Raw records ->
"""
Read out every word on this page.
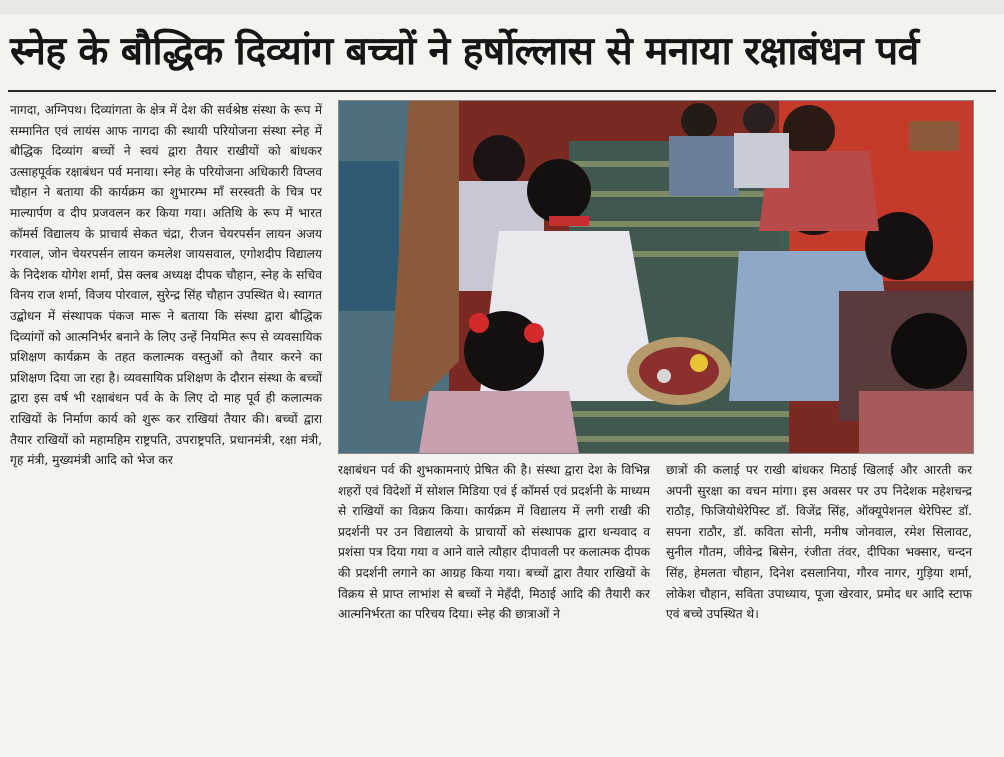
स्नेह के बौद्धिक दिव्यांग बच्चों ने हर्षोल्लास से मनाया रक्षाबंधन पर्व

नागदा, अग्निपथ। दिव्यांगता के क्षेत्र में देश की सर्वश्रेष्ठ संस्था के रूप में सम्मानित एवं लायंस आफ नागदा की स्थायी परियोजना संस्था स्नेह में बौद्धिक दिव्यांग बच्चों ने स्वयं द्वारा तैयार राखीयों को बांधकर उत्साहपूर्वक रक्षाबंधन पर्व मनाया। स्नेह के परियोजना अधिकारी विप्लव चौहान ने बताया की कार्यक्रम का शुभारम्भ माँ सरस्वती के चित्र पर माल्यार्पण व दीप प्रजवलन कर किया गया। अतिथि के रूप में भारत कॉमर्स विद्यालय के प्राचार्य सेकत चंद्रा, रीजन चेयरपर्सन लायन अजय गरवाल, जोन चेयरपर्सन लायन कमलेश जायसवाल, एगोशदीप विद्यालय के निदेशक योगेश शर्मा, प्रेस क्लब अध्यक्ष दीपक चौहान, स्नेह के सचिव विनय राज शर्मा, विजय पोरवाल, सुरेन्द्र सिंह चौहान उपस्थित थे। स्वागत उद्बोधन में संस्थापक पंकज मारू ने बताया कि संस्था द्वारा बौद्धिक दिव्यांगों को आत्मनिर्भर बनाने के लिए उन्हें नियमित रूप से व्यवसायिक प्रशिक्षण कार्यक्रम के तहत कलात्मक वस्तुओं को तैयार करने का प्रशिक्षण दिया जा रहा है। व्यवसायिक प्रशिक्षण के दौरान संस्था के बच्चों द्वारा इस वर्ष भी रक्षाबंधन पर्व के के लिए दो माह पूर्व ही कलात्मक राखियों के निर्माण कार्य को शुरू कर राखियां तैयार की। बच्चों द्वारा तैयार राखियों को महामहिम राष्ट्रपति, उपराष्ट्रपति, प्रधानमंत्री, रक्षा मंत्री, गृह मंत्री, मुख्यमंत्री आदि को भेज कर

रक्षाबंधन पर्व की शुभकामनाएं प्रेषित की है। संस्था द्वारा देश के विभिन्न शहरों एवं विदेशों में सोशल मिडिया एवं ई कॉमर्स एवं प्रदर्शनी के माध्यम से राखियों का विक्रय किया। कार्यक्रम में विद्यालय में लगी राखी की प्रदर्शनी पर उन विद्यालयो के प्राचार्यो को संस्थापक द्वारा धन्यवाद व प्रशंसा पत्र दिया गया व आने वाले त्यौहार दीपावली पर कलात्मक दीपक की प्रदर्शनी लगाने का आग्रह किया गया। बच्चों द्वारा तैयार राखियों के विक्रय से प्राप्त लाभांश से बच्चों ने मेहँदी, मिठाई आदि की तैयारी कर आत्मनिर्भरता का परिचय दिया। स्नेह की छात्राओं ने

छात्रों की कलाई पर राखी बांधकर मिठाई खिलाई और आरती कर अपनी सुरक्षा का वचन मांगा। इस अवसर पर उप निदेशक महेशचन्द्र राठौड़, फिजियोथेरेपिस्ट डॉ. विजेंद्र सिंह, ऑक्यूपेशनल थेरेपिस्ट डॉ. सपना राठौर, डॉ. कविता सोनी, मनीष जोनवाल, रमेश सिलावट, सुनील गौतम, जीवेन्द्र बिसेन, रंजीता तंवर, दीपिका भक्सार, चन्दन सिंह, हेमलता चौहान, दिनेश दसलानिया, गौरव नागर, गुड़िया शर्मा, लोकेश चौहान, सविता उपाध्याय, पूजा खेरवार, प्रमोद धर आदि स्टाफ एवं बच्चे उपस्थित थे।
"""
Retype all of the entries exactly as written, leaving out any images.

Read out every word on this page.
स्नेह के बौद्धिक दिव्यांग बच्चों ने हर्षोल्लास से मनाया रक्षाबंधन पर्व

नागदा, अग्निपथ। दिव्यांगता के क्षेत्र में देश की सर्वश्रेष्ठ संस्था के रूप में सम्मानित एवं लायंस आफ नागदा की स्थायी परियोजना संस्था स्नेह में बौद्धिक दिव्यांग बच्चों ने स्वयं द्वारा तैयार राखीयों को बांधकर उत्साहपूर्वक रक्षाबंधन पर्व मनाया। स्नेह के परियोजना अधिकारी विप्लव चौहान ने बताया की कार्यक्रम का शुभारम्भ माँ सरस्वती के चित्र पर माल्यार्पण व दीप प्रजवलन कर किया गया। अतिथि के रूप में भारत कॉमर्स विद्यालय के प्राचार्य सेकत चंद्रा, रीजन चेयरपर्सन लायन अजय गरवाल, जोन चेयरपर्सन लायन कमलेश जायसवाल, एगोशदीप विद्यालय के निदेशक योगेश शर्मा, प्रेस क्लब अध्यक्ष दीपक चौहान, स्नेह के सचिव विनय राज शर्मा, विजय पोरवाल, सुरेन्द्र सिंह चौहान उपस्थित थे। स्वागत उद्बोधन में संस्थापक पंकज मारू ने बताया कि संस्था द्वारा बौद्धिक दिव्यांगों को आत्मनिर्भर बनाने के लिए उन्हें नियमित रूप से व्यवसायिक प्रशिक्षण कार्यक्रम के तहत कलात्मक वस्तुओं को तैयार करने का प्रशिक्षण दिया जा रहा है। व्यवसायिक प्रशिक्षण के दौरान संस्था के बच्चों द्वारा इस वर्ष भी रक्षाबंधन पर्व के के लिए दो माह पूर्व ही कलात्मक राखियों के निर्माण कार्य को शुरू कर राखियां तैयार की। बच्चों द्वारा तैयार राखियों को महामहिम राष्ट्रपति, उपराष्ट्रपति, प्रधानमंत्री, रक्षा मंत्री, गृह मंत्री, मुख्यमंत्री आदि को भेज कर

रक्षाबंधन पर्व की शुभकामनाएं प्रेषित की है। संस्था द्वारा देश के विभिन्न शहरों एवं विदेशों में सोशल मिडिया एवं ई कॉमर्स एवं प्रदर्शनी के माध्यम से राखियों का विक्रय किया। कार्यक्रम में विद्यालय में लगी राखी की प्रदर्शनी पर उन विद्यालयो के प्राचार्यो को संस्थापक द्वारा धन्यवाद व प्रशंसा पत्र दिया गया व आने वाले त्यौहार दीपावली पर कलात्मक दीपक की प्रदर्शनी लगाने का आग्रह किया गया। बच्चों द्वारा तैयार राखियों के विक्रय से प्राप्त लाभांश से बच्चों ने मेहँदी, मिठाई आदि की तैयारी कर आत्मनिर्भरता का परिचय दिया। स्नेह की छात्राओं ने

छात्रों की कलाई पर राखी बांधकर मिठाई खिलाई और आरती कर अपनी सुरक्षा का वचन मांगा। इस अवसर पर उप निदेशक महेशचन्द्र राठौड़, फिजियोथेरेपिस्ट डॉ. विजेंद्र सिंह, ऑक्यूपेशनल थेरेपिस्ट डॉ. सपना राठौर, डॉ. कविता सोनी, मनीष जोनवाल, रमेश सिलावट, सुनील गौतम, जीवेन्द्र बिसेन, रंजीता तंवर, दीपिका भक्सार, चन्दन सिंह, हेमलता चौहान, दिनेश दसलानिया, गौरव नागर, गुड़िया शर्मा, लोकेश चौहान, सविता उपाध्याय, पूजा खेरवार, प्रमोद धर आदि स्टाफ एवं बच्चे उपस्थित थे।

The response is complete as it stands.